◆ Exercise directions ◆
All records must be quoted exactly. Omit the pictures.

START Provided data

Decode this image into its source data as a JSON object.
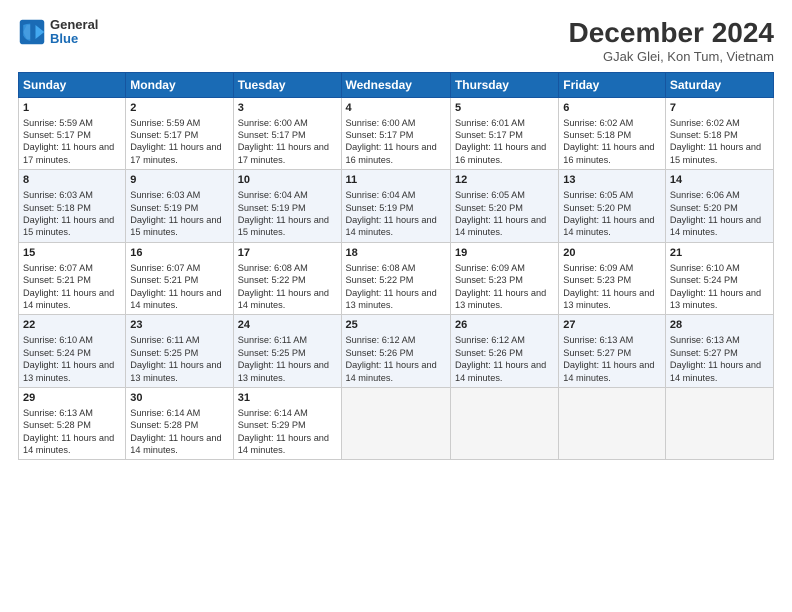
{
  "header": {
    "logo_line1": "General",
    "logo_line2": "Blue",
    "month": "December 2024",
    "location": "GJak Glei, Kon Tum, Vietnam"
  },
  "days_of_week": [
    "Sunday",
    "Monday",
    "Tuesday",
    "Wednesday",
    "Thursday",
    "Friday",
    "Saturday"
  ],
  "weeks": [
    [
      {
        "day": 1,
        "sunrise": "5:59 AM",
        "sunset": "5:17 PM",
        "daylight": "11 hours and 17 minutes."
      },
      {
        "day": 2,
        "sunrise": "5:59 AM",
        "sunset": "5:17 PM",
        "daylight": "11 hours and 17 minutes."
      },
      {
        "day": 3,
        "sunrise": "6:00 AM",
        "sunset": "5:17 PM",
        "daylight": "11 hours and 17 minutes."
      },
      {
        "day": 4,
        "sunrise": "6:00 AM",
        "sunset": "5:17 PM",
        "daylight": "11 hours and 16 minutes."
      },
      {
        "day": 5,
        "sunrise": "6:01 AM",
        "sunset": "5:17 PM",
        "daylight": "11 hours and 16 minutes."
      },
      {
        "day": 6,
        "sunrise": "6:02 AM",
        "sunset": "5:18 PM",
        "daylight": "11 hours and 16 minutes."
      },
      {
        "day": 7,
        "sunrise": "6:02 AM",
        "sunset": "5:18 PM",
        "daylight": "11 hours and 15 minutes."
      }
    ],
    [
      {
        "day": 8,
        "sunrise": "6:03 AM",
        "sunset": "5:18 PM",
        "daylight": "11 hours and 15 minutes."
      },
      {
        "day": 9,
        "sunrise": "6:03 AM",
        "sunset": "5:19 PM",
        "daylight": "11 hours and 15 minutes."
      },
      {
        "day": 10,
        "sunrise": "6:04 AM",
        "sunset": "5:19 PM",
        "daylight": "11 hours and 15 minutes."
      },
      {
        "day": 11,
        "sunrise": "6:04 AM",
        "sunset": "5:19 PM",
        "daylight": "11 hours and 14 minutes."
      },
      {
        "day": 12,
        "sunrise": "6:05 AM",
        "sunset": "5:20 PM",
        "daylight": "11 hours and 14 minutes."
      },
      {
        "day": 13,
        "sunrise": "6:05 AM",
        "sunset": "5:20 PM",
        "daylight": "11 hours and 14 minutes."
      },
      {
        "day": 14,
        "sunrise": "6:06 AM",
        "sunset": "5:20 PM",
        "daylight": "11 hours and 14 minutes."
      }
    ],
    [
      {
        "day": 15,
        "sunrise": "6:07 AM",
        "sunset": "5:21 PM",
        "daylight": "11 hours and 14 minutes."
      },
      {
        "day": 16,
        "sunrise": "6:07 AM",
        "sunset": "5:21 PM",
        "daylight": "11 hours and 14 minutes."
      },
      {
        "day": 17,
        "sunrise": "6:08 AM",
        "sunset": "5:22 PM",
        "daylight": "11 hours and 14 minutes."
      },
      {
        "day": 18,
        "sunrise": "6:08 AM",
        "sunset": "5:22 PM",
        "daylight": "11 hours and 13 minutes."
      },
      {
        "day": 19,
        "sunrise": "6:09 AM",
        "sunset": "5:23 PM",
        "daylight": "11 hours and 13 minutes."
      },
      {
        "day": 20,
        "sunrise": "6:09 AM",
        "sunset": "5:23 PM",
        "daylight": "11 hours and 13 minutes."
      },
      {
        "day": 21,
        "sunrise": "6:10 AM",
        "sunset": "5:24 PM",
        "daylight": "11 hours and 13 minutes."
      }
    ],
    [
      {
        "day": 22,
        "sunrise": "6:10 AM",
        "sunset": "5:24 PM",
        "daylight": "11 hours and 13 minutes."
      },
      {
        "day": 23,
        "sunrise": "6:11 AM",
        "sunset": "5:25 PM",
        "daylight": "11 hours and 13 minutes."
      },
      {
        "day": 24,
        "sunrise": "6:11 AM",
        "sunset": "5:25 PM",
        "daylight": "11 hours and 13 minutes."
      },
      {
        "day": 25,
        "sunrise": "6:12 AM",
        "sunset": "5:26 PM",
        "daylight": "11 hours and 14 minutes."
      },
      {
        "day": 26,
        "sunrise": "6:12 AM",
        "sunset": "5:26 PM",
        "daylight": "11 hours and 14 minutes."
      },
      {
        "day": 27,
        "sunrise": "6:13 AM",
        "sunset": "5:27 PM",
        "daylight": "11 hours and 14 minutes."
      },
      {
        "day": 28,
        "sunrise": "6:13 AM",
        "sunset": "5:27 PM",
        "daylight": "11 hours and 14 minutes."
      }
    ],
    [
      {
        "day": 29,
        "sunrise": "6:13 AM",
        "sunset": "5:28 PM",
        "daylight": "11 hours and 14 minutes."
      },
      {
        "day": 30,
        "sunrise": "6:14 AM",
        "sunset": "5:28 PM",
        "daylight": "11 hours and 14 minutes."
      },
      {
        "day": 31,
        "sunrise": "6:14 AM",
        "sunset": "5:29 PM",
        "daylight": "11 hours and 14 minutes."
      },
      null,
      null,
      null,
      null
    ]
  ]
}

END Provided data

◆ Answer for the task ◆
Decode this image into its source data as a JSON object.
{
  "header": {
    "logo_line1": "General",
    "logo_line2": "Blue",
    "month": "December 2024",
    "location": "GJak Glei, Kon Tum, Vietnam"
  },
  "days_of_week": [
    "Sunday",
    "Monday",
    "Tuesday",
    "Wednesday",
    "Thursday",
    "Friday",
    "Saturday"
  ],
  "weeks": [
    [
      {
        "day": 1,
        "sunrise": "5:59 AM",
        "sunset": "5:17 PM",
        "daylight": "11 hours and 17 minutes."
      },
      {
        "day": 2,
        "sunrise": "5:59 AM",
        "sunset": "5:17 PM",
        "daylight": "11 hours and 17 minutes."
      },
      {
        "day": 3,
        "sunrise": "6:00 AM",
        "sunset": "5:17 PM",
        "daylight": "11 hours and 17 minutes."
      },
      {
        "day": 4,
        "sunrise": "6:00 AM",
        "sunset": "5:17 PM",
        "daylight": "11 hours and 16 minutes."
      },
      {
        "day": 5,
        "sunrise": "6:01 AM",
        "sunset": "5:17 PM",
        "daylight": "11 hours and 16 minutes."
      },
      {
        "day": 6,
        "sunrise": "6:02 AM",
        "sunset": "5:18 PM",
        "daylight": "11 hours and 16 minutes."
      },
      {
        "day": 7,
        "sunrise": "6:02 AM",
        "sunset": "5:18 PM",
        "daylight": "11 hours and 15 minutes."
      }
    ],
    [
      {
        "day": 8,
        "sunrise": "6:03 AM",
        "sunset": "5:18 PM",
        "daylight": "11 hours and 15 minutes."
      },
      {
        "day": 9,
        "sunrise": "6:03 AM",
        "sunset": "5:19 PM",
        "daylight": "11 hours and 15 minutes."
      },
      {
        "day": 10,
        "sunrise": "6:04 AM",
        "sunset": "5:19 PM",
        "daylight": "11 hours and 15 minutes."
      },
      {
        "day": 11,
        "sunrise": "6:04 AM",
        "sunset": "5:19 PM",
        "daylight": "11 hours and 14 minutes."
      },
      {
        "day": 12,
        "sunrise": "6:05 AM",
        "sunset": "5:20 PM",
        "daylight": "11 hours and 14 minutes."
      },
      {
        "day": 13,
        "sunrise": "6:05 AM",
        "sunset": "5:20 PM",
        "daylight": "11 hours and 14 minutes."
      },
      {
        "day": 14,
        "sunrise": "6:06 AM",
        "sunset": "5:20 PM",
        "daylight": "11 hours and 14 minutes."
      }
    ],
    [
      {
        "day": 15,
        "sunrise": "6:07 AM",
        "sunset": "5:21 PM",
        "daylight": "11 hours and 14 minutes."
      },
      {
        "day": 16,
        "sunrise": "6:07 AM",
        "sunset": "5:21 PM",
        "daylight": "11 hours and 14 minutes."
      },
      {
        "day": 17,
        "sunrise": "6:08 AM",
        "sunset": "5:22 PM",
        "daylight": "11 hours and 14 minutes."
      },
      {
        "day": 18,
        "sunrise": "6:08 AM",
        "sunset": "5:22 PM",
        "daylight": "11 hours and 13 minutes."
      },
      {
        "day": 19,
        "sunrise": "6:09 AM",
        "sunset": "5:23 PM",
        "daylight": "11 hours and 13 minutes."
      },
      {
        "day": 20,
        "sunrise": "6:09 AM",
        "sunset": "5:23 PM",
        "daylight": "11 hours and 13 minutes."
      },
      {
        "day": 21,
        "sunrise": "6:10 AM",
        "sunset": "5:24 PM",
        "daylight": "11 hours and 13 minutes."
      }
    ],
    [
      {
        "day": 22,
        "sunrise": "6:10 AM",
        "sunset": "5:24 PM",
        "daylight": "11 hours and 13 minutes."
      },
      {
        "day": 23,
        "sunrise": "6:11 AM",
        "sunset": "5:25 PM",
        "daylight": "11 hours and 13 minutes."
      },
      {
        "day": 24,
        "sunrise": "6:11 AM",
        "sunset": "5:25 PM",
        "daylight": "11 hours and 13 minutes."
      },
      {
        "day": 25,
        "sunrise": "6:12 AM",
        "sunset": "5:26 PM",
        "daylight": "11 hours and 14 minutes."
      },
      {
        "day": 26,
        "sunrise": "6:12 AM",
        "sunset": "5:26 PM",
        "daylight": "11 hours and 14 minutes."
      },
      {
        "day": 27,
        "sunrise": "6:13 AM",
        "sunset": "5:27 PM",
        "daylight": "11 hours and 14 minutes."
      },
      {
        "day": 28,
        "sunrise": "6:13 AM",
        "sunset": "5:27 PM",
        "daylight": "11 hours and 14 minutes."
      }
    ],
    [
      {
        "day": 29,
        "sunrise": "6:13 AM",
        "sunset": "5:28 PM",
        "daylight": "11 hours and 14 minutes."
      },
      {
        "day": 30,
        "sunrise": "6:14 AM",
        "sunset": "5:28 PM",
        "daylight": "11 hours and 14 minutes."
      },
      {
        "day": 31,
        "sunrise": "6:14 AM",
        "sunset": "5:29 PM",
        "daylight": "11 hours and 14 minutes."
      },
      null,
      null,
      null,
      null
    ]
  ]
}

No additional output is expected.